Below you will find a set of lines. Repeat them all exactly.

━━ Input data ━━

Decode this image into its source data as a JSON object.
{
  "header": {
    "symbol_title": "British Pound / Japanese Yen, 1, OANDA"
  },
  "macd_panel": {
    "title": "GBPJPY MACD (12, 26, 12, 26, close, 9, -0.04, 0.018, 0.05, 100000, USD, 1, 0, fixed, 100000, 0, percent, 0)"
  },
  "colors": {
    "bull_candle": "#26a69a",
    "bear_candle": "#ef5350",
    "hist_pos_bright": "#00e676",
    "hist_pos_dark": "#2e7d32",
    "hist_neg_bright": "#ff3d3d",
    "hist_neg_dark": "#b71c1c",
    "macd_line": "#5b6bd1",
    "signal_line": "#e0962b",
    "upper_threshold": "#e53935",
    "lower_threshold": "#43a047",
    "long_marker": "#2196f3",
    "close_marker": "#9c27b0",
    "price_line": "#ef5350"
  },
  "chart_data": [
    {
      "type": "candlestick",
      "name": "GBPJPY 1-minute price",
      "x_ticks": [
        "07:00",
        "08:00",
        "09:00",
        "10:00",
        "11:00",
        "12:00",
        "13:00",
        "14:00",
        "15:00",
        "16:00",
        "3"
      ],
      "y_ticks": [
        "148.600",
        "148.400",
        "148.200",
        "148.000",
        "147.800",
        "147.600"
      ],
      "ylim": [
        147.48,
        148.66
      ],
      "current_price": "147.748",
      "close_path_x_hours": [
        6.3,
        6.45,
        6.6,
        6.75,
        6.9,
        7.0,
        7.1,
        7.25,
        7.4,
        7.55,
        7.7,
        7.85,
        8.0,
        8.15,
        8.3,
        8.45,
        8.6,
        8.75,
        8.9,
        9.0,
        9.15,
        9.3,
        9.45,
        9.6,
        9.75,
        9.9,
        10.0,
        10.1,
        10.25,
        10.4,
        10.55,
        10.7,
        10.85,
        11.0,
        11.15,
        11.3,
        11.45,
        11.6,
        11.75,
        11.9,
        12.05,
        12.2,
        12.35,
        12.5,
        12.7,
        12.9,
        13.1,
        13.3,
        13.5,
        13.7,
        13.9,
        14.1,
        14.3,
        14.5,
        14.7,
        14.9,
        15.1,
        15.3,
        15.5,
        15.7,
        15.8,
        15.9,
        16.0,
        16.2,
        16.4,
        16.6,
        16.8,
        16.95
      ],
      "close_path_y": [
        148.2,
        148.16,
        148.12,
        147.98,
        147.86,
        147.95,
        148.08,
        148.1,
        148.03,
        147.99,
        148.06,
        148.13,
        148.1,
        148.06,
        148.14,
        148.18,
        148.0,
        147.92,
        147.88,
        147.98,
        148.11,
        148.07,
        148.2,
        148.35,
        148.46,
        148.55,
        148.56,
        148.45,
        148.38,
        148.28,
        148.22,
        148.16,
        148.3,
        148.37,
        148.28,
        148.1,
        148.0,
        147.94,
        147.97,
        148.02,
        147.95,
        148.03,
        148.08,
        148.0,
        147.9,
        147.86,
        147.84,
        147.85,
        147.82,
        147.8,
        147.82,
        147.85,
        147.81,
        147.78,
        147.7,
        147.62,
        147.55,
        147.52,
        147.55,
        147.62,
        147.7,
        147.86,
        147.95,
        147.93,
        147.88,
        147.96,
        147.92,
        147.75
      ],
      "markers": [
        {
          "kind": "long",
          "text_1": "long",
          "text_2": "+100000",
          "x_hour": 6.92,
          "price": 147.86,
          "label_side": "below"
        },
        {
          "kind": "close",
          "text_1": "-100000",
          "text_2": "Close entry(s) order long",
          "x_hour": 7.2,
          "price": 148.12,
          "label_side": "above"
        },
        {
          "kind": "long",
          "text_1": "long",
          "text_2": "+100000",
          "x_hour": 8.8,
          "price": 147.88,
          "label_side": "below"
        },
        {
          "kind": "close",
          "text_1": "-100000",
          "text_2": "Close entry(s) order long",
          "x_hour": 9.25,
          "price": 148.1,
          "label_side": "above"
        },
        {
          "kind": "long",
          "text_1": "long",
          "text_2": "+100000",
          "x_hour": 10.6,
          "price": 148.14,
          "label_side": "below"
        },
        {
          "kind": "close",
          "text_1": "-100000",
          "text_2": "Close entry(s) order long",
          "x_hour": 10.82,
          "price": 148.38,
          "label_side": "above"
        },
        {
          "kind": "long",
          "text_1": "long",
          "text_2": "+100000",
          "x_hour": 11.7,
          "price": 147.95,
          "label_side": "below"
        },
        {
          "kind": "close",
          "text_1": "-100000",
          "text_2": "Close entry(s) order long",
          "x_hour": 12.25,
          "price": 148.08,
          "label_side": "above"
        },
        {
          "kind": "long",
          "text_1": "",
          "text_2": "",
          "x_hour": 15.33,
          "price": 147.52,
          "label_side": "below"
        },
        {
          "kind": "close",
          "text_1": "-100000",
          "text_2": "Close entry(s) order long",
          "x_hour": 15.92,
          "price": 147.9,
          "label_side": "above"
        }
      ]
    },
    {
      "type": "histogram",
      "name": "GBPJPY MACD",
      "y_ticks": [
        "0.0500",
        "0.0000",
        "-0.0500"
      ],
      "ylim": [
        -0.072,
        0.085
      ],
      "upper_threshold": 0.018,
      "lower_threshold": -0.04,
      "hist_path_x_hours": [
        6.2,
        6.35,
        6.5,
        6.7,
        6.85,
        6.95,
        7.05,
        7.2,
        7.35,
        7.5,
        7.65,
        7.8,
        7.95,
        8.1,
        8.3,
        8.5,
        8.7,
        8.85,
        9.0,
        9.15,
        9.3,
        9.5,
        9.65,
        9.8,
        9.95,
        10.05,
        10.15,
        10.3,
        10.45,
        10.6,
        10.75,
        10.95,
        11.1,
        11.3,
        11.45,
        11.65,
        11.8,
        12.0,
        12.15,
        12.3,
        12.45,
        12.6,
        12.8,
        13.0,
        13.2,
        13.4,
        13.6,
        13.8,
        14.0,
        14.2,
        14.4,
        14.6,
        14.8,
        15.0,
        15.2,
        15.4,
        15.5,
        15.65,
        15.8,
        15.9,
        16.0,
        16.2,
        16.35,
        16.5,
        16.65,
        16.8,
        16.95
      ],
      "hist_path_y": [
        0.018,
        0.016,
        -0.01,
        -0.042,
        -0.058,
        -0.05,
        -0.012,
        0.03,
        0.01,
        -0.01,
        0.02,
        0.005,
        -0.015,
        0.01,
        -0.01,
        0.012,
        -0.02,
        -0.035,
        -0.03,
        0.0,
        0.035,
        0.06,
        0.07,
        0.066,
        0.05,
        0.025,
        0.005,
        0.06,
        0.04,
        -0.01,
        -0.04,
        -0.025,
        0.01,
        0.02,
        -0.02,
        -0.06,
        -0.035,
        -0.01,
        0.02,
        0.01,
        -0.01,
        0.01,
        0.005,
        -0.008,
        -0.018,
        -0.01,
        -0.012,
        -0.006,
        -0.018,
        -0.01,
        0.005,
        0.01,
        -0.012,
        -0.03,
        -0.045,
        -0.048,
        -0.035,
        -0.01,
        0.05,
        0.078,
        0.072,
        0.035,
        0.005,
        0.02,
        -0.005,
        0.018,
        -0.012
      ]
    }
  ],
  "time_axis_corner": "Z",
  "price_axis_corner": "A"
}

━━━

> Full answer
Decode this image into its source data as a JSON object.
{
  "header": {
    "symbol_title": "British Pound / Japanese Yen, 1, OANDA"
  },
  "macd_panel": {
    "title": "GBPJPY MACD (12, 26, 12, 26, close, 9, -0.04, 0.018, 0.05, 100000, USD, 1, 0, fixed, 100000, 0, percent, 0)"
  },
  "colors": {
    "bull_candle": "#26a69a",
    "bear_candle": "#ef5350",
    "hist_pos_bright": "#00e676",
    "hist_pos_dark": "#2e7d32",
    "hist_neg_bright": "#ff3d3d",
    "hist_neg_dark": "#b71c1c",
    "macd_line": "#5b6bd1",
    "signal_line": "#e0962b",
    "upper_threshold": "#e53935",
    "lower_threshold": "#43a047",
    "long_marker": "#2196f3",
    "close_marker": "#9c27b0",
    "price_line": "#ef5350"
  },
  "chart_data": [
    {
      "type": "candlestick",
      "name": "GBPJPY 1-minute price",
      "x_ticks": [
        "07:00",
        "08:00",
        "09:00",
        "10:00",
        "11:00",
        "12:00",
        "13:00",
        "14:00",
        "15:00",
        "16:00",
        "3"
      ],
      "y_ticks": [
        "148.600",
        "148.400",
        "148.200",
        "148.000",
        "147.800",
        "147.600"
      ],
      "ylim": [
        147.48,
        148.66
      ],
      "current_price": "147.748",
      "close_path_x_hours": [
        6.3,
        6.45,
        6.6,
        6.75,
        6.9,
        7.0,
        7.1,
        7.25,
        7.4,
        7.55,
        7.7,
        7.85,
        8.0,
        8.15,
        8.3,
        8.45,
        8.6,
        8.75,
        8.9,
        9.0,
        9.15,
        9.3,
        9.45,
        9.6,
        9.75,
        9.9,
        10.0,
        10.1,
        10.25,
        10.4,
        10.55,
        10.7,
        10.85,
        11.0,
        11.15,
        11.3,
        11.45,
        11.6,
        11.75,
        11.9,
        12.05,
        12.2,
        12.35,
        12.5,
        12.7,
        12.9,
        13.1,
        13.3,
        13.5,
        13.7,
        13.9,
        14.1,
        14.3,
        14.5,
        14.7,
        14.9,
        15.1,
        15.3,
        15.5,
        15.7,
        15.8,
        15.9,
        16.0,
        16.2,
        16.4,
        16.6,
        16.8,
        16.95
      ],
      "close_path_y": [
        148.2,
        148.16,
        148.12,
        147.98,
        147.86,
        147.95,
        148.08,
        148.1,
        148.03,
        147.99,
        148.06,
        148.13,
        148.1,
        148.06,
        148.14,
        148.18,
        148.0,
        147.92,
        147.88,
        147.98,
        148.11,
        148.07,
        148.2,
        148.35,
        148.46,
        148.55,
        148.56,
        148.45,
        148.38,
        148.28,
        148.22,
        148.16,
        148.3,
        148.37,
        148.28,
        148.1,
        148.0,
        147.94,
        147.97,
        148.02,
        147.95,
        148.03,
        148.08,
        148.0,
        147.9,
        147.86,
        147.84,
        147.85,
        147.82,
        147.8,
        147.82,
        147.85,
        147.81,
        147.78,
        147.7,
        147.62,
        147.55,
        147.52,
        147.55,
        147.62,
        147.7,
        147.86,
        147.95,
        147.93,
        147.88,
        147.96,
        147.92,
        147.75
      ],
      "markers": [
        {
          "kind": "long",
          "text_1": "long",
          "text_2": "+100000",
          "x_hour": 6.92,
          "price": 147.86,
          "label_side": "below"
        },
        {
          "kind": "close",
          "text_1": "-100000",
          "text_2": "Close entry(s) order long",
          "x_hour": 7.2,
          "price": 148.12,
          "label_side": "above"
        },
        {
          "kind": "long",
          "text_1": "long",
          "text_2": "+100000",
          "x_hour": 8.8,
          "price": 147.88,
          "label_side": "below"
        },
        {
          "kind": "close",
          "text_1": "-100000",
          "text_2": "Close entry(s) order long",
          "x_hour": 9.25,
          "price": 148.1,
          "label_side": "above"
        },
        {
          "kind": "long",
          "text_1": "long",
          "text_2": "+100000",
          "x_hour": 10.6,
          "price": 148.14,
          "label_side": "below"
        },
        {
          "kind": "close",
          "text_1": "-100000",
          "text_2": "Close entry(s) order long",
          "x_hour": 10.82,
          "price": 148.38,
          "label_side": "above"
        },
        {
          "kind": "long",
          "text_1": "long",
          "text_2": "+100000",
          "x_hour": 11.7,
          "price": 147.95,
          "label_side": "below"
        },
        {
          "kind": "close",
          "text_1": "-100000",
          "text_2": "Close entry(s) order long",
          "x_hour": 12.25,
          "price": 148.08,
          "label_side": "above"
        },
        {
          "kind": "long",
          "text_1": "",
          "text_2": "",
          "x_hour": 15.33,
          "price": 147.52,
          "label_side": "below"
        },
        {
          "kind": "close",
          "text_1": "-100000",
          "text_2": "Close entry(s) order long",
          "x_hour": 15.92,
          "price": 147.9,
          "label_side": "above"
        }
      ]
    },
    {
      "type": "histogram",
      "name": "GBPJPY MACD",
      "y_ticks": [
        "0.0500",
        "0.0000",
        "-0.0500"
      ],
      "ylim": [
        -0.072,
        0.085
      ],
      "upper_threshold": 0.018,
      "lower_threshold": -0.04,
      "hist_path_x_hours": [
        6.2,
        6.35,
        6.5,
        6.7,
        6.85,
        6.95,
        7.05,
        7.2,
        7.35,
        7.5,
        7.65,
        7.8,
        7.95,
        8.1,
        8.3,
        8.5,
        8.7,
        8.85,
        9.0,
        9.15,
        9.3,
        9.5,
        9.65,
        9.8,
        9.95,
        10.05,
        10.15,
        10.3,
        10.45,
        10.6,
        10.75,
        10.95,
        11.1,
        11.3,
        11.45,
        11.65,
        11.8,
        12.0,
        12.15,
        12.3,
        12.45,
        12.6,
        12.8,
        13.0,
        13.2,
        13.4,
        13.6,
        13.8,
        14.0,
        14.2,
        14.4,
        14.6,
        14.8,
        15.0,
        15.2,
        15.4,
        15.5,
        15.65,
        15.8,
        15.9,
        16.0,
        16.2,
        16.35,
        16.5,
        16.65,
        16.8,
        16.95
      ],
      "hist_path_y": [
        0.018,
        0.016,
        -0.01,
        -0.042,
        -0.058,
        -0.05,
        -0.012,
        0.03,
        0.01,
        -0.01,
        0.02,
        0.005,
        -0.015,
        0.01,
        -0.01,
        0.012,
        -0.02,
        -0.035,
        -0.03,
        0.0,
        0.035,
        0.06,
        0.07,
        0.066,
        0.05,
        0.025,
        0.005,
        0.06,
        0.04,
        -0.01,
        -0.04,
        -0.025,
        0.01,
        0.02,
        -0.02,
        -0.06,
        -0.035,
        -0.01,
        0.02,
        0.01,
        -0.01,
        0.01,
        0.005,
        -0.008,
        -0.018,
        -0.01,
        -0.012,
        -0.006,
        -0.018,
        -0.01,
        0.005,
        0.01,
        -0.012,
        -0.03,
        -0.045,
        -0.048,
        -0.035,
        -0.01,
        0.05,
        0.078,
        0.072,
        0.035,
        0.005,
        0.02,
        -0.005,
        0.018,
        -0.012
      ]
    }
  ],
  "time_axis_corner": "Z",
  "price_axis_corner": "A"
}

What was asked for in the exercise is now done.